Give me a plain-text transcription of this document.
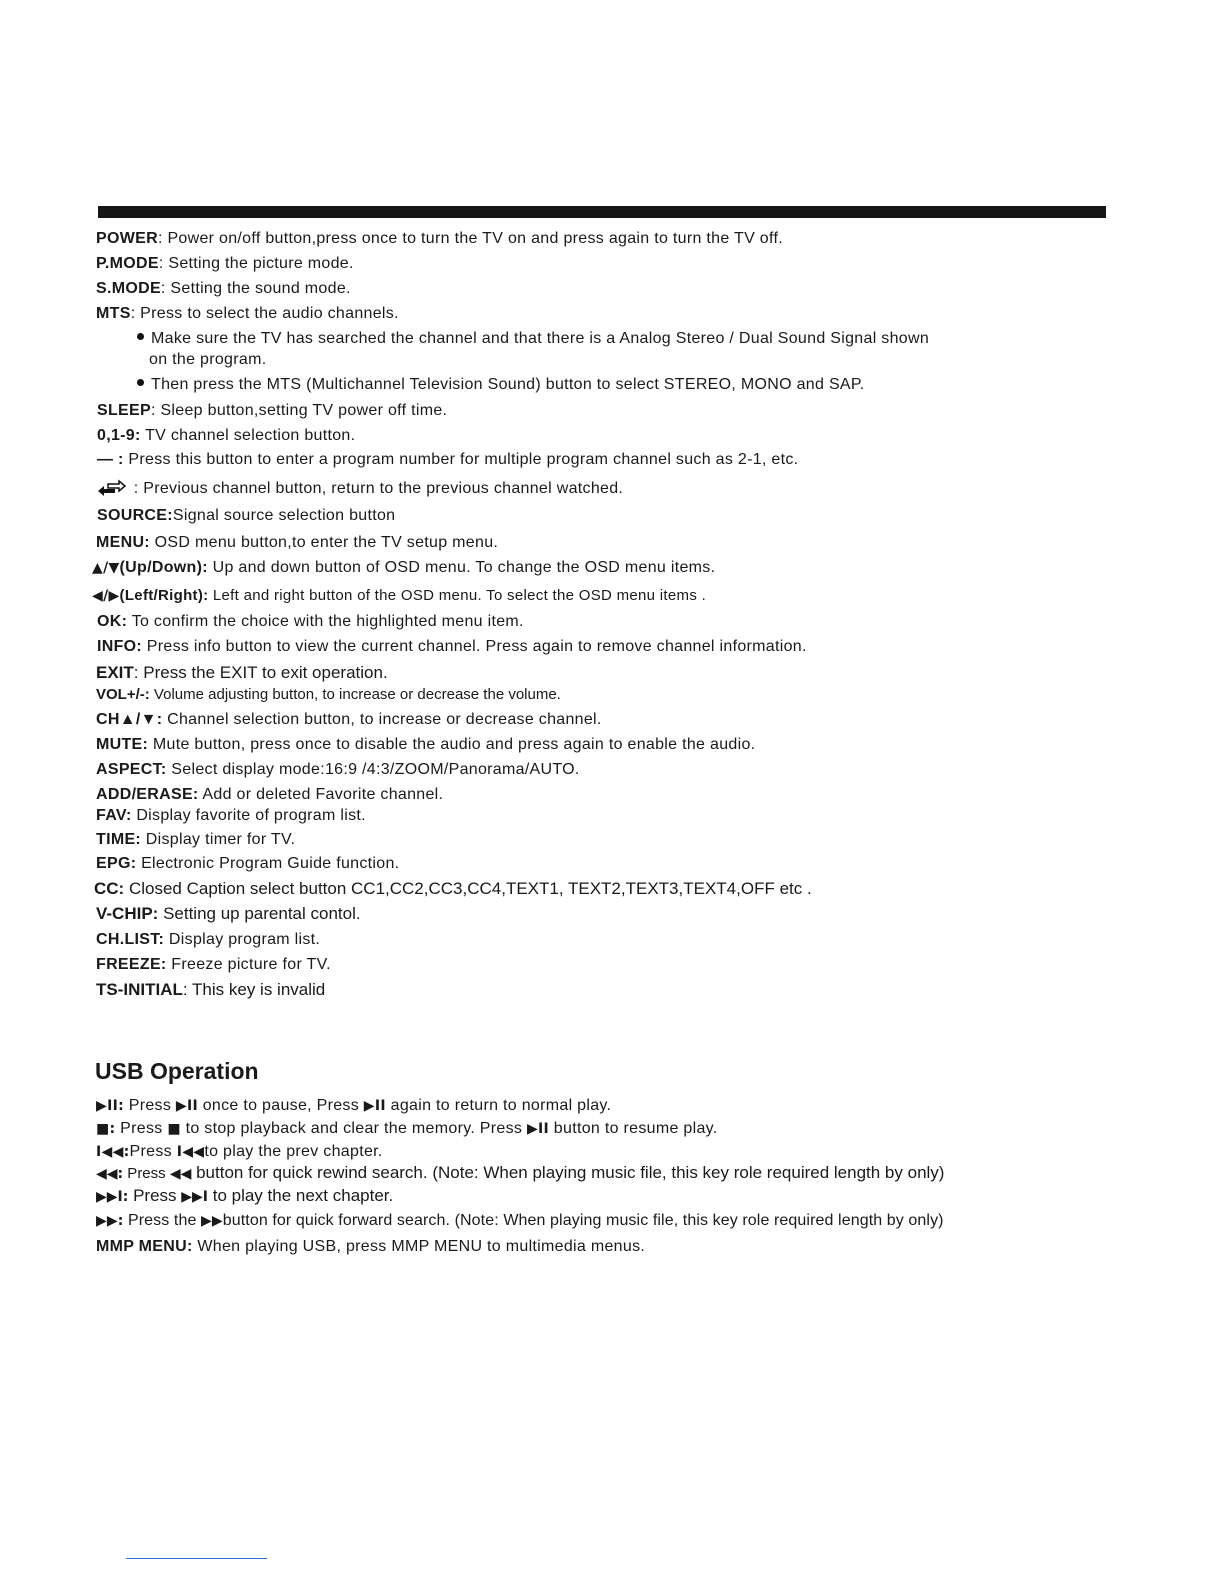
POWER: Power on/off button,press once to turn the TV on and press again to turn the TV off.
P.MODE: Setting the picture mode.
S.MODE: Setting the sound mode.
MTS: Press to select the audio channels.
Make sure the TV has searched the channel and that there is a Analog Stereo / Dual Sound Signal shown
on the program.
Then press the MTS (Multichannel Television Sound) button to select STEREO, MONO and SAP.
SLEEP: Sleep button,setting TV power off time.
0,1-9: TV channel selection button.
— : Press this button to enter a program number for multiple program channel such as 2-1, etc.
: Previous channel button, return to the previous channel watched.
SOURCE:Signal source selection button
MENU: OSD menu button,to enter the TV setup menu.
▲/▼(Up/Down): Up and down button of OSD menu. To change the OSD menu items.
◀/▶(Left/Right): Left and right button of the OSD menu. To select the OSD menu items .
OK: To confirm the choice with the highlighted menu item.
INFO: Press info button to view the current channel. Press again to remove channel information.
EXIT: Press the EXIT to exit operation.
VOL+/-: Volume adjusting button, to increase or decrease the volume.
CH▲/▼: Channel selection button, to increase or decrease channel.
MUTE: Mute button, press once to disable the audio and press again to enable the audio.
ASPECT: Select display mode:16:9 /4:3/ZOOM/Panorama/AUTO.
ADD/ERASE: Add or deleted Favorite channel.
FAV: Display favorite of program list.
TIME: Display timer for TV.
EPG: Electronic Program Guide function.
CC: Closed Caption select button CC1,CC2,CC3,CC4,TEXT1, TEXT2,TEXT3,TEXT4,OFF etc .
V-CHIP: Setting up parental contol.
CH.LIST: Display program list.
FREEZE: Freeze picture for TV.
TS-INITIAL: This key is invalid
USB Operation
▶II: Press ▶II once to pause, Press ▶II again to return to normal play.
■: Press ■ to stop playback and clear the memory. Press ▶II button to resume play.
I◀◀:Press I◀◀to play the prev chapter.
◀◀: Press ◀◀ button for quick rewind search. (Note: When playing music file, this key role required length by only)
▶▶I: Press ▶▶I to play the next chapter.
▶▶: Press the ▶▶button for quick forward search. (Note: When playing music file, this key role required length by only)
MMP MENU: When playing USB, press MMP MENU to multimedia menus.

•••••

**Your objective:** Read the entries above, then pull out the lines that include "Note".

**Answer to the exercise:**
◀◀: Press ◀◀ button for quick rewind search. (Note: When playing music file, this key role required length by only)
▶▶: Press the ▶▶button for quick forward search. (Note: When playing music file, this key role required length by only)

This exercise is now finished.